• **Task details**:
The entries below are to be written out again without alteration.

══ Stored records

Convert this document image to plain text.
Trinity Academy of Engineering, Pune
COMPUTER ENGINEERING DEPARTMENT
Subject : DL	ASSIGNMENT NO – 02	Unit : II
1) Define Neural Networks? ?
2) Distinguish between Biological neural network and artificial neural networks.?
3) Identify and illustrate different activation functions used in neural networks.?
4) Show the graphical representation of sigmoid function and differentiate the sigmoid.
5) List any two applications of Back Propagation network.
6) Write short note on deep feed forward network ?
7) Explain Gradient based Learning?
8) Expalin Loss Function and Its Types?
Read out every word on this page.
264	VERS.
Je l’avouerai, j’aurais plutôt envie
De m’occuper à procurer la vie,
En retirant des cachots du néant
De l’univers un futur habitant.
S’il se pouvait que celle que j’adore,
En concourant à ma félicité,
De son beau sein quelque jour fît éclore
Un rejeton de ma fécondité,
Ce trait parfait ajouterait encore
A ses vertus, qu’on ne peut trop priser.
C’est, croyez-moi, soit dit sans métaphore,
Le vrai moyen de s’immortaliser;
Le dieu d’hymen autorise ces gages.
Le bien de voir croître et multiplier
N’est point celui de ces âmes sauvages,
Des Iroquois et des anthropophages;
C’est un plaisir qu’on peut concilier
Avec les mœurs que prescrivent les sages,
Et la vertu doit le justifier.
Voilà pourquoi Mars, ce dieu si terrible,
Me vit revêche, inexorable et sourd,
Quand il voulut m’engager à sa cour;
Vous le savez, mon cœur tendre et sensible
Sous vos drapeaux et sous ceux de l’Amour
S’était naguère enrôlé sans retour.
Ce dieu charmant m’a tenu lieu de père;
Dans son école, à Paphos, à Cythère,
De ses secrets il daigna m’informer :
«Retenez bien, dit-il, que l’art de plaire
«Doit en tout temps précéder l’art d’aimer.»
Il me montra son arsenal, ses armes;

════

• **Result of this task**:
Convert this document image to plain text.
Trinity Academy of Engineering, Pune
COMPUTER ENGINEERING DEPARTMENT
Subject : DL	ASSIGNMENT NO – 02	Unit : II
1) Define Neural Networks? ?
2) Distinguish between Biological neural network and artificial neural networks.?
3) Identify and illustrate different activation functions used in neural networks.?
4) Show the graphical representation of sigmoid function and differentiate the sigmoid.
5) List any two applications of Back Propagation network.
6) Write short note on deep feed forward network ?
7) Explain Gradient based Learning?
8) Expalin Loss Function and Its Types?
Read out every word on this page.
264	VERS.
Je l’avouerai, j’aurais plutôt envie
De m’occuper à procurer la vie,
En retirant des cachots du néant
De l’univers un futur habitant.
S’il se pouvait que celle que j’adore,
En concourant à ma félicité,
De son beau sein quelque jour fît éclore
Un rejeton de ma fécondité,
Ce trait parfait ajouterait encore
A ses vertus, qu’on ne peut trop priser.
C’est, croyez-moi, soit dit sans métaphore,
Le vrai moyen de s’immortaliser;
Le dieu d’hymen autorise ces gages.
Le bien de voir croître et multiplier
N’est point celui de ces âmes sauvages,
Des Iroquois et des anthropophages;
C’est un plaisir qu’on peut concilier
Avec les mœurs que prescrivent les sages,
Et la vertu doit le justifier.
Voilà pourquoi Mars, ce dieu si terrible,
Me vit revêche, inexorable et sourd,
Quand il voulut m’engager à sa cour;
Vous le savez, mon cœur tendre et sensible
Sous vos drapeaux et sous ceux de l’Amour
S’était naguère enrôlé sans retour.
Ce dieu charmant m’a tenu lieu de père;
Dans son école, à Paphos, à Cythère,
De ses secrets il daigna m’informer :
«Retenez bien, dit-il, que l’art de plaire
«Doit en tout temps précéder l’art d’aimer.»
Il me montra son arsenal, ses armes;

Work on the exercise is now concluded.